THE PROBLEM: All the data must come back unchanged, except that pictures are left out.

--- Start ENTRIES ---

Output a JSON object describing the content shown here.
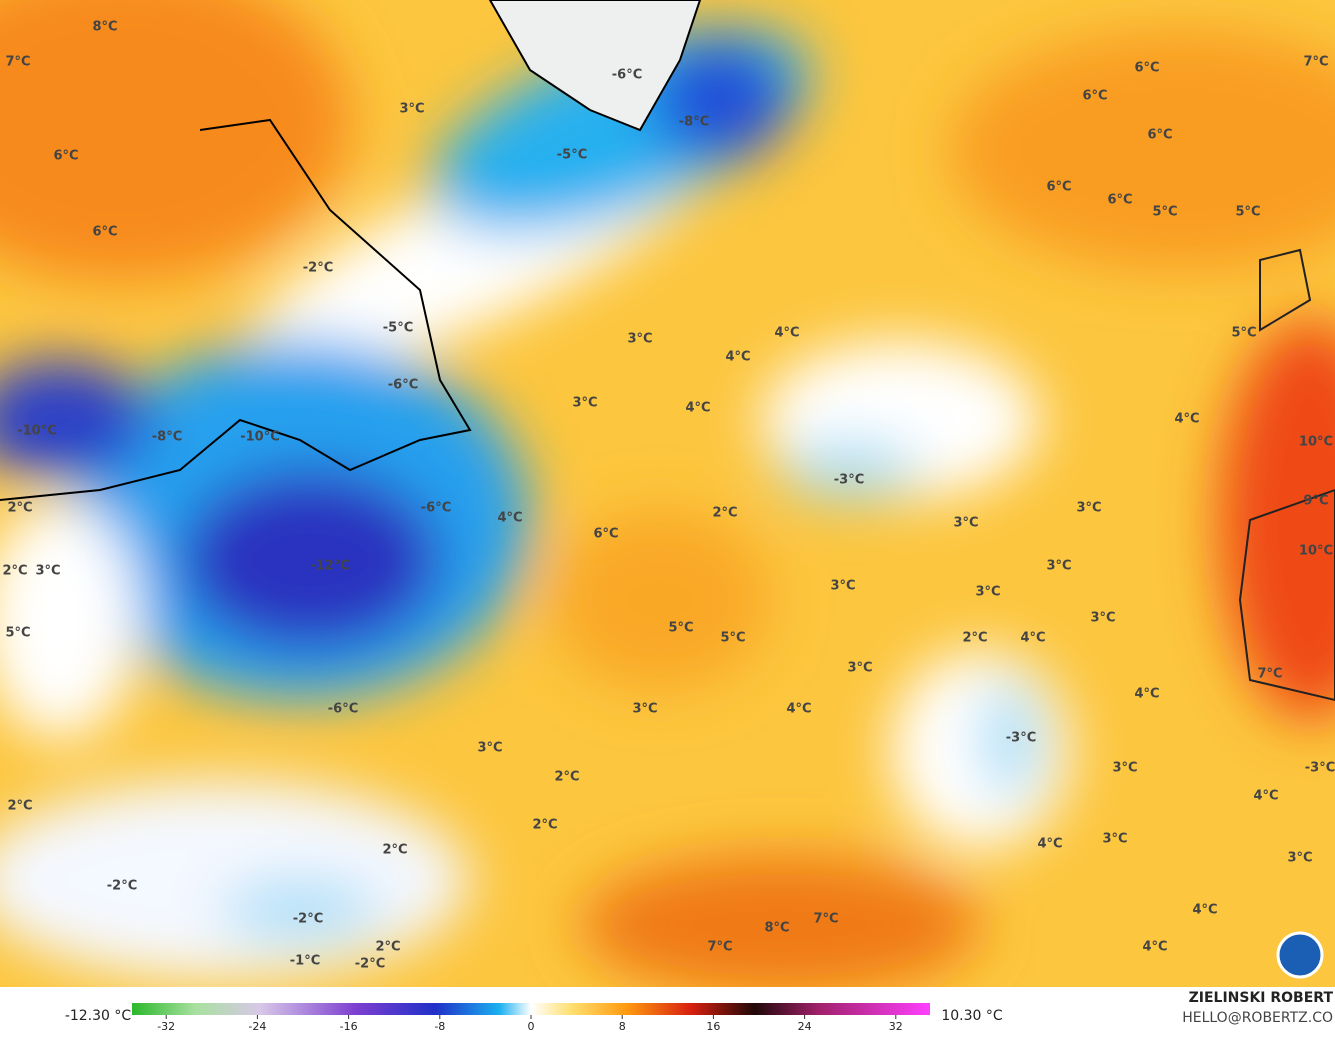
{
  "map": {
    "labels": [
      "8°C",
      "7°C",
      "3°C",
      "6°C",
      "6°C",
      "-2°C",
      "-5°C",
      "-6°C",
      "-10°C",
      "-8°C",
      "-10°C",
      "2°C",
      "2°C",
      "3°C",
      "5°C",
      "-6°C",
      "-12°C",
      "4°C",
      "-6°C",
      "3°C",
      "2°C",
      "2°C",
      "2°C",
      "2°C",
      "-2°C",
      "-2°C",
      "-1°C",
      "2°C",
      "-2°C",
      "-6°C",
      "-5°C",
      "-8°C",
      "6°C",
      "7°C",
      "6°C",
      "6°C",
      "6°C",
      "6°C",
      "5°C",
      "5°C",
      "3°C",
      "4°C",
      "4°C",
      "3°C",
      "4°C",
      "5°C",
      "4°C",
      "10°C",
      "-3°C",
      "2°C",
      "3°C",
      "3°C",
      "9°C",
      "6°C",
      "10°C",
      "3°C",
      "3°C",
      "3°C",
      "3°C",
      "5°C",
      "5°C",
      "2°C",
      "4°C",
      "3°C",
      "7°C",
      "3°C",
      "4°C",
      "4°C",
      "-3°C",
      "3°C",
      "-3°C",
      "4°C",
      "4°C",
      "3°C",
      "3°C",
      "4°C",
      "8°C",
      "7°C",
      "7°C",
      "4°C"
    ]
  },
  "colorbar": {
    "min_label": "-12.30 °C",
    "max_label": "10.30 °C",
    "lim": [
      -35,
      35
    ],
    "ticks": [
      -32,
      -24,
      -16,
      -8,
      0,
      8,
      16,
      24,
      32
    ]
  },
  "credit": {
    "name": "ZIELINSKI ROBERT",
    "email": "HELLO@ROBERTZ.CO"
  }
}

--- End ENTRIES ---

ANSWER BELOW:
Output a JSON object describing the content shown here.
{
  "map": {
    "labels": [
      "8°C",
      "7°C",
      "3°C",
      "6°C",
      "6°C",
      "-2°C",
      "-5°C",
      "-6°C",
      "-10°C",
      "-8°C",
      "-10°C",
      "2°C",
      "2°C",
      "3°C",
      "5°C",
      "-6°C",
      "-12°C",
      "4°C",
      "-6°C",
      "3°C",
      "2°C",
      "2°C",
      "2°C",
      "2°C",
      "-2°C",
      "-2°C",
      "-1°C",
      "2°C",
      "-2°C",
      "-6°C",
      "-5°C",
      "-8°C",
      "6°C",
      "7°C",
      "6°C",
      "6°C",
      "6°C",
      "6°C",
      "5°C",
      "5°C",
      "3°C",
      "4°C",
      "4°C",
      "3°C",
      "4°C",
      "5°C",
      "4°C",
      "10°C",
      "-3°C",
      "2°C",
      "3°C",
      "3°C",
      "9°C",
      "6°C",
      "10°C",
      "3°C",
      "3°C",
      "3°C",
      "3°C",
      "5°C",
      "5°C",
      "2°C",
      "4°C",
      "3°C",
      "7°C",
      "3°C",
      "4°C",
      "4°C",
      "-3°C",
      "3°C",
      "-3°C",
      "4°C",
      "4°C",
      "3°C",
      "3°C",
      "4°C",
      "8°C",
      "7°C",
      "7°C",
      "4°C"
    ]
  },
  "colorbar": {
    "min_label": "-12.30 °C",
    "max_label": "10.30 °C",
    "lim": [
      -35,
      35
    ],
    "ticks": [
      -32,
      -24,
      -16,
      -8,
      0,
      8,
      16,
      24,
      32
    ]
  },
  "credit": {
    "name": "ZIELINSKI ROBERT",
    "email": "HELLO@ROBERTZ.CO"
  }
}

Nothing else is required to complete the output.